---- SUPPLIED DATA

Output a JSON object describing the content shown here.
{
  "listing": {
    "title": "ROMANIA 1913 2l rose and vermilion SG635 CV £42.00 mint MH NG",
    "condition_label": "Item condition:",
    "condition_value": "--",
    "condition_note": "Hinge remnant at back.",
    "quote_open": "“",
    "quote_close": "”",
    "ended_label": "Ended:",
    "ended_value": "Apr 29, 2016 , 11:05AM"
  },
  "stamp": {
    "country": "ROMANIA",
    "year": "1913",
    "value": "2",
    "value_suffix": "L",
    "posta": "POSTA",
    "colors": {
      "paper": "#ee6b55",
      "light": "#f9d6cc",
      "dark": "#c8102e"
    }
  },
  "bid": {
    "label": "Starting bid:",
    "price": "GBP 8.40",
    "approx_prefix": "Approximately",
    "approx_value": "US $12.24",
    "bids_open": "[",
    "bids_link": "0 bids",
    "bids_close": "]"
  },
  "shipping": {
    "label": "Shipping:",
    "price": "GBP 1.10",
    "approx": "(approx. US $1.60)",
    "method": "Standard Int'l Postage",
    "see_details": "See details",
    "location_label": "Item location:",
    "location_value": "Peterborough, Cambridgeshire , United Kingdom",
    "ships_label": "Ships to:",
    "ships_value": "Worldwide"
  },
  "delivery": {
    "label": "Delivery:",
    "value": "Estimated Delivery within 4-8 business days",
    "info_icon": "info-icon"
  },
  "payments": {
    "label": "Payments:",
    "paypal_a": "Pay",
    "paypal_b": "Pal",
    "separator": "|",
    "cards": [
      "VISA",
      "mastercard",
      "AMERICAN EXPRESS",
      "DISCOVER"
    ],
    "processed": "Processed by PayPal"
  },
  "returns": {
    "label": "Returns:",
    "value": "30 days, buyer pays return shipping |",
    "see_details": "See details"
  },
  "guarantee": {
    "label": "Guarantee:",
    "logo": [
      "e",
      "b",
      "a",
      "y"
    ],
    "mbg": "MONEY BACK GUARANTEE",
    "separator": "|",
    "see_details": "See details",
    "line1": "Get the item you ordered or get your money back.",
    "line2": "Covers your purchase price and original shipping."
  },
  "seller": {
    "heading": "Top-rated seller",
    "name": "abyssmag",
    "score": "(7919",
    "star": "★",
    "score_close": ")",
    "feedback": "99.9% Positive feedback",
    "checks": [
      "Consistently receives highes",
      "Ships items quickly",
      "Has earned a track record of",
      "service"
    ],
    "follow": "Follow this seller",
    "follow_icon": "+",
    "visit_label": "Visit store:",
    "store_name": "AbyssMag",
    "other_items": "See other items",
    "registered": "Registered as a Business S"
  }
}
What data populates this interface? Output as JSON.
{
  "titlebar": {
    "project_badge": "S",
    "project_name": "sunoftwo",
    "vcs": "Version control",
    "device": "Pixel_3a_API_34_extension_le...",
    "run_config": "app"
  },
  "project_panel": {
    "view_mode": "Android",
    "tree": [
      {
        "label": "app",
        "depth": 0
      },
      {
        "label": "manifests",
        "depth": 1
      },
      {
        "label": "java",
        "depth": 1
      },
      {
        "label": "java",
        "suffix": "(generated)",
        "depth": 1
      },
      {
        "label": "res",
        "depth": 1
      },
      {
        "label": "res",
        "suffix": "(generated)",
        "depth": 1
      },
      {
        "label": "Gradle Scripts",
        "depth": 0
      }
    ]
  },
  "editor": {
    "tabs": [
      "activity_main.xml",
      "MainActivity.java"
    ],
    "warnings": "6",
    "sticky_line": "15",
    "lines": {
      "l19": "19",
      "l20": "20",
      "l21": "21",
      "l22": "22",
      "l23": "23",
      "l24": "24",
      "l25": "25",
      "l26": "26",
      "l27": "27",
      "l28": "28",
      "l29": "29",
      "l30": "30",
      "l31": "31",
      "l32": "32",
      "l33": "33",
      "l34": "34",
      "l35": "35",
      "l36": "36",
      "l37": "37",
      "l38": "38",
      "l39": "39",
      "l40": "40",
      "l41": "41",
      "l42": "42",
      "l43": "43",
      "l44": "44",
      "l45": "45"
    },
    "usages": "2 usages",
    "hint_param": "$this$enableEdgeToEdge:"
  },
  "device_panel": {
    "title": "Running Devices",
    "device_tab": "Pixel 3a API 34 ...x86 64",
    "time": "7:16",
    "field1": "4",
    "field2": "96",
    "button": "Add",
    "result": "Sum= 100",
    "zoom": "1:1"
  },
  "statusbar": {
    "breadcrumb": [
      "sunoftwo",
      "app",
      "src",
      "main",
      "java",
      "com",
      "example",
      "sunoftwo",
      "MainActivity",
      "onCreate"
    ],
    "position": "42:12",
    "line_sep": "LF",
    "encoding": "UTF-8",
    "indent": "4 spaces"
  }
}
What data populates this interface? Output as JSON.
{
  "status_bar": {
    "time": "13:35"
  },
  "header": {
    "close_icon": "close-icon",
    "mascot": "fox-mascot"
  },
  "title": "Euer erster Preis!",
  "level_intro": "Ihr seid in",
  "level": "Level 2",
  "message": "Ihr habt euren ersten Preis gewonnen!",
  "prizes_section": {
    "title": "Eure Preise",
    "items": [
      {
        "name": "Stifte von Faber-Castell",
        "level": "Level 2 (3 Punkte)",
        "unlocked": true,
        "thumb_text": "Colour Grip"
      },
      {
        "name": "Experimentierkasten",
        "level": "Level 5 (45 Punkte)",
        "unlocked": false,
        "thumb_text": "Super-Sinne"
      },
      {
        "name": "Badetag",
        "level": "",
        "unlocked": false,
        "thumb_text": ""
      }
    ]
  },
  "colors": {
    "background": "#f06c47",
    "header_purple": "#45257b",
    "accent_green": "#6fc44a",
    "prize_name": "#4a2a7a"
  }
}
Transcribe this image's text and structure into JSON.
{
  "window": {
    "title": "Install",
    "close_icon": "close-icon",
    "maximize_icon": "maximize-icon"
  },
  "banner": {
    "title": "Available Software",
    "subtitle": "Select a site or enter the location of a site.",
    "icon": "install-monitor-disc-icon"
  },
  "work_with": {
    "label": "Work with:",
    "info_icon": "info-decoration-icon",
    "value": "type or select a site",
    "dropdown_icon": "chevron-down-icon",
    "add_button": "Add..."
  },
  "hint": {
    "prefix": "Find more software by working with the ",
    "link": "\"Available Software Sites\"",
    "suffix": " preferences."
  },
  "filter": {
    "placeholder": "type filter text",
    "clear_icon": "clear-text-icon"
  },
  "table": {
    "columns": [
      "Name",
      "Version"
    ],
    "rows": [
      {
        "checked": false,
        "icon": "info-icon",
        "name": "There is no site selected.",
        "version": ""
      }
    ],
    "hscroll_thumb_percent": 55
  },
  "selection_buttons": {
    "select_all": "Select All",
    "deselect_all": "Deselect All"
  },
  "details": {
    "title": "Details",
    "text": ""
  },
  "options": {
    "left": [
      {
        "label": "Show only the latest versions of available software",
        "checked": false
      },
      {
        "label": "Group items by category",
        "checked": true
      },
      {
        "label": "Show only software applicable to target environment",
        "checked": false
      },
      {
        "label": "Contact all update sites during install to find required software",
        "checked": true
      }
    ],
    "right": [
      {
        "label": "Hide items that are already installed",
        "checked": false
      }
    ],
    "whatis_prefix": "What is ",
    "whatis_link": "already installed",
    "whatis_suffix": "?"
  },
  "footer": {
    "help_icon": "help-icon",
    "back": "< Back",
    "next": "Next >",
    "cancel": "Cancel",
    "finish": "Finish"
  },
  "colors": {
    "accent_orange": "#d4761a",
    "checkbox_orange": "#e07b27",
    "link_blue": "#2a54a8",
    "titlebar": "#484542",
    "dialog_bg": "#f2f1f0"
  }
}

--------

STATED TASK
In the listing above, how many lines hold the word "filter"? Give the number and nothing more.

WRITTEN ANSWER
2